• Stated problem: Copy the material below line for line, unchanged.

Rows from a dataset
▬▬▬▬▬▬

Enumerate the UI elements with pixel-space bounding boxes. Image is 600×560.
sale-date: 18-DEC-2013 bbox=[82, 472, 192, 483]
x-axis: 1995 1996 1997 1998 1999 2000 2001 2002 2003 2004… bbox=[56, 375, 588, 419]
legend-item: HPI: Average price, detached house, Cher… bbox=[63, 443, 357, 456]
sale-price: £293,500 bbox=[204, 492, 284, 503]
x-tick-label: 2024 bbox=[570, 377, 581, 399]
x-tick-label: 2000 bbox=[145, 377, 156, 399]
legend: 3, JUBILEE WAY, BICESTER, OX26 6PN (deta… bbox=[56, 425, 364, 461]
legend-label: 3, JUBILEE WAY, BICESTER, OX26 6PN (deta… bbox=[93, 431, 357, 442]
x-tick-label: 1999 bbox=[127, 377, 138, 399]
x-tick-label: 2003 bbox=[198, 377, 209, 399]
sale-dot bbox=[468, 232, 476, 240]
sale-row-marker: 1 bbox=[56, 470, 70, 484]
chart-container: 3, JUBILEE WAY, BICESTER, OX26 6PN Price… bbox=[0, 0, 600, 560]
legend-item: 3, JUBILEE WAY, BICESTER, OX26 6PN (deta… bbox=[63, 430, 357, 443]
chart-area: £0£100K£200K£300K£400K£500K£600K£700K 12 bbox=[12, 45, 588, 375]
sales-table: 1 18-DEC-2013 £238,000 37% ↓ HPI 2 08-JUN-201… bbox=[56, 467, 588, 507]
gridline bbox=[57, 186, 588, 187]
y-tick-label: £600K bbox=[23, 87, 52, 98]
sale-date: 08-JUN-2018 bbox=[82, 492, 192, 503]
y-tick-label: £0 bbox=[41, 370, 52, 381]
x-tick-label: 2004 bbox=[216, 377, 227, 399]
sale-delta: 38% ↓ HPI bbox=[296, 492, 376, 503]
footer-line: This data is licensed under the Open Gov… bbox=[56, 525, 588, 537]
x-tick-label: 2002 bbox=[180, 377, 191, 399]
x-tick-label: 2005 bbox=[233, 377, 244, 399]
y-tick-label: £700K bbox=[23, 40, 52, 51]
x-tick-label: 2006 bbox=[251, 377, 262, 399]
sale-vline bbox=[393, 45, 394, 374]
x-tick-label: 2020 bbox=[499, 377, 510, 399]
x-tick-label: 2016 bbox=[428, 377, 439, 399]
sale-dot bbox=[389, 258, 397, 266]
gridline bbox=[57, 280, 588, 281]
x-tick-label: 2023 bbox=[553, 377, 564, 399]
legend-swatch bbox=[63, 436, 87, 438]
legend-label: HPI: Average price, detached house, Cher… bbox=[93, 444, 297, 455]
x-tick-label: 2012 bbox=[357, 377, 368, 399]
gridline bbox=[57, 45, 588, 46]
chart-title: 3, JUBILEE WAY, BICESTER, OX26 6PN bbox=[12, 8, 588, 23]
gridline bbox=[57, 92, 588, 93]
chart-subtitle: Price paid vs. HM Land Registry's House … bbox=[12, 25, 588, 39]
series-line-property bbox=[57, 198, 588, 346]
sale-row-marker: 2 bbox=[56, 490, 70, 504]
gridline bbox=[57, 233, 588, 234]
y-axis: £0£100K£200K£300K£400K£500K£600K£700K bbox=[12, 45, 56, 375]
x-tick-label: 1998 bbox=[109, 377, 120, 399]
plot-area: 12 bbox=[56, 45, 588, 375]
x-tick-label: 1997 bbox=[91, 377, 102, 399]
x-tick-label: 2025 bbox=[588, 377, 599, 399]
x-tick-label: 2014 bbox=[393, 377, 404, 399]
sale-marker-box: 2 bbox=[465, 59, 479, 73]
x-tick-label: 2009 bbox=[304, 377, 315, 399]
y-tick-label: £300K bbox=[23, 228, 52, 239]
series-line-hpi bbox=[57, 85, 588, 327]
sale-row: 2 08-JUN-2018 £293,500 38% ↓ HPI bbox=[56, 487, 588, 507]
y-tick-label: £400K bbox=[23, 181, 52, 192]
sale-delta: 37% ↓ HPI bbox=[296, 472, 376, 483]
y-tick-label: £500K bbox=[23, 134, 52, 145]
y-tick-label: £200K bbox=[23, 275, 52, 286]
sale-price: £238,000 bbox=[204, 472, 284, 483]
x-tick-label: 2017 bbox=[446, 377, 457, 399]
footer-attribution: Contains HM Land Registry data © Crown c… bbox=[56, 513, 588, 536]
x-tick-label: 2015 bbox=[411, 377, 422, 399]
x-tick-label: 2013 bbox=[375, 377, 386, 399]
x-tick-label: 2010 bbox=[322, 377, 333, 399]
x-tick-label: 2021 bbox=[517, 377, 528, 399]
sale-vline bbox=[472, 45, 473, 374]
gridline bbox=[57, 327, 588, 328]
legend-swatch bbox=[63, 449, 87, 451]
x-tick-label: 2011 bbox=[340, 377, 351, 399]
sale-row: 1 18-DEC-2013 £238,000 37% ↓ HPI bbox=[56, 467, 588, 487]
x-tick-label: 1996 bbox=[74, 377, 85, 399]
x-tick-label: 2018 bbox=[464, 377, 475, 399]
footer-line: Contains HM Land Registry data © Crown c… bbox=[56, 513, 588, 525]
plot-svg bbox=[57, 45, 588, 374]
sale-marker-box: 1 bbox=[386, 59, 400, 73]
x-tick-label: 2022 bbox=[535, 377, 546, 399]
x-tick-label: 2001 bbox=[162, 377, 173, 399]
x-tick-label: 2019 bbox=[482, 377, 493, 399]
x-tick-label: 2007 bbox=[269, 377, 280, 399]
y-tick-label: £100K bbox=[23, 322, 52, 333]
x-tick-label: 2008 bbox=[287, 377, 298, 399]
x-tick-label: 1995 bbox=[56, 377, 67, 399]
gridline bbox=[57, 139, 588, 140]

▬▬▬▬▬▬

• Result of this exercise:
Enumerate the UI elements with pixel-space bounding boxes. Image is 600×560.
sale-date: 18-DEC-2013 bbox=[82, 472, 192, 483]
x-axis: 1995 1996 1997 1998 1999 2000 2001 2002 2003 2004… bbox=[56, 375, 588, 419]
legend-item: HPI: Average price, detached house, Cher… bbox=[63, 443, 357, 456]
sale-price: £293,500 bbox=[204, 492, 284, 503]
x-tick-label: 2024 bbox=[570, 377, 581, 399]
x-tick-label: 2000 bbox=[145, 377, 156, 399]
legend: 3, JUBILEE WAY, BICESTER, OX26 6PN (deta… bbox=[56, 425, 364, 461]
legend-label: 3, JUBILEE WAY, BICESTER, OX26 6PN (deta… bbox=[93, 431, 357, 442]
x-tick-label: 1999 bbox=[127, 377, 138, 399]
x-tick-label: 2003 bbox=[198, 377, 209, 399]
sale-dot bbox=[468, 232, 476, 240]
sale-row-marker: 1 bbox=[56, 470, 70, 484]
chart-container: 3, JUBILEE WAY, BICESTER, OX26 6PN Price… bbox=[0, 0, 600, 560]
legend-item: 3, JUBILEE WAY, BICESTER, OX26 6PN (deta… bbox=[63, 430, 357, 443]
chart-area: £0£100K£200K£300K£400K£500K£600K£700K 12 bbox=[12, 45, 588, 375]
sales-table: 1 18-DEC-2013 £238,000 37% ↓ HPI 2 08-JUN-201… bbox=[56, 467, 588, 507]
gridline bbox=[57, 186, 588, 187]
y-tick-label: £600K bbox=[23, 87, 52, 98]
sale-date: 08-JUN-2018 bbox=[82, 492, 192, 503]
y-tick-label: £0 bbox=[41, 370, 52, 381]
x-tick-label: 2004 bbox=[216, 377, 227, 399]
sale-delta: 38% ↓ HPI bbox=[296, 492, 376, 503]
footer-line: This data is licensed under the Open Gov… bbox=[56, 525, 588, 537]
x-tick-label: 2002 bbox=[180, 377, 191, 399]
x-tick-label: 2005 bbox=[233, 377, 244, 399]
y-tick-label: £700K bbox=[23, 40, 52, 51]
x-tick-label: 2006 bbox=[251, 377, 262, 399]
sale-vline bbox=[393, 45, 394, 374]
x-tick-label: 2020 bbox=[499, 377, 510, 399]
x-tick-label: 2016 bbox=[428, 377, 439, 399]
sale-dot bbox=[389, 258, 397, 266]
gridline bbox=[57, 280, 588, 281]
x-tick-label: 2023 bbox=[553, 377, 564, 399]
legend-swatch bbox=[63, 436, 87, 438]
legend-label: HPI: Average price, detached house, Cher… bbox=[93, 444, 297, 455]
x-tick-label: 2012 bbox=[357, 377, 368, 399]
gridline bbox=[57, 45, 588, 46]
chart-title: 3, JUBILEE WAY, BICESTER, OX26 6PN bbox=[12, 8, 588, 23]
gridline bbox=[57, 92, 588, 93]
chart-subtitle: Price paid vs. HM Land Registry's House … bbox=[12, 25, 588, 39]
series-line-property bbox=[57, 198, 588, 346]
sale-row-marker: 2 bbox=[56, 490, 70, 504]
gridline bbox=[57, 233, 588, 234]
y-axis: £0£100K£200K£300K£400K£500K£600K£700K bbox=[12, 45, 56, 375]
x-tick-label: 1998 bbox=[109, 377, 120, 399]
plot-area: 12 bbox=[56, 45, 588, 375]
x-tick-label: 1997 bbox=[91, 377, 102, 399]
x-tick-label: 2025 bbox=[588, 377, 599, 399]
x-tick-label: 2014 bbox=[393, 377, 404, 399]
sale-marker-box: 2 bbox=[465, 59, 479, 73]
x-tick-label: 2009 bbox=[304, 377, 315, 399]
y-tick-label: £300K bbox=[23, 228, 52, 239]
series-line-hpi bbox=[57, 85, 588, 327]
sale-row: 2 08-JUN-2018 £293,500 38% ↓ HPI bbox=[56, 487, 588, 507]
y-tick-label: £400K bbox=[23, 181, 52, 192]
sale-delta: 37% ↓ HPI bbox=[296, 472, 376, 483]
y-tick-label: £500K bbox=[23, 134, 52, 145]
y-tick-label: £200K bbox=[23, 275, 52, 286]
sale-price: £238,000 bbox=[204, 472, 284, 483]
x-tick-label: 2017 bbox=[446, 377, 457, 399]
footer-attribution: Contains HM Land Registry data © Crown c… bbox=[56, 513, 588, 536]
x-tick-label: 2015 bbox=[411, 377, 422, 399]
x-tick-label: 2013 bbox=[375, 377, 386, 399]
x-tick-label: 2010 bbox=[322, 377, 333, 399]
x-tick-label: 2021 bbox=[517, 377, 528, 399]
sale-vline bbox=[472, 45, 473, 374]
gridline bbox=[57, 327, 588, 328]
legend-swatch bbox=[63, 449, 87, 451]
x-tick-label: 2011 bbox=[340, 377, 351, 399]
sale-row: 1 18-DEC-2013 £238,000 37% ↓ HPI bbox=[56, 467, 588, 487]
x-tick-label: 1996 bbox=[74, 377, 85, 399]
x-tick-label: 2018 bbox=[464, 377, 475, 399]
footer-line: Contains HM Land Registry data © Crown c… bbox=[56, 513, 588, 525]
plot-svg bbox=[57, 45, 588, 374]
sale-marker-box: 1 bbox=[386, 59, 400, 73]
x-tick-label: 2022 bbox=[535, 377, 546, 399]
x-tick-label: 2001 bbox=[162, 377, 173, 399]
x-tick-label: 2019 bbox=[482, 377, 493, 399]
x-tick-label: 2007 bbox=[269, 377, 280, 399]
y-tick-label: £100K bbox=[23, 322, 52, 333]
x-tick-label: 2008 bbox=[287, 377, 298, 399]
x-tick-label: 1995 bbox=[56, 377, 67, 399]
gridline bbox=[57, 139, 588, 140]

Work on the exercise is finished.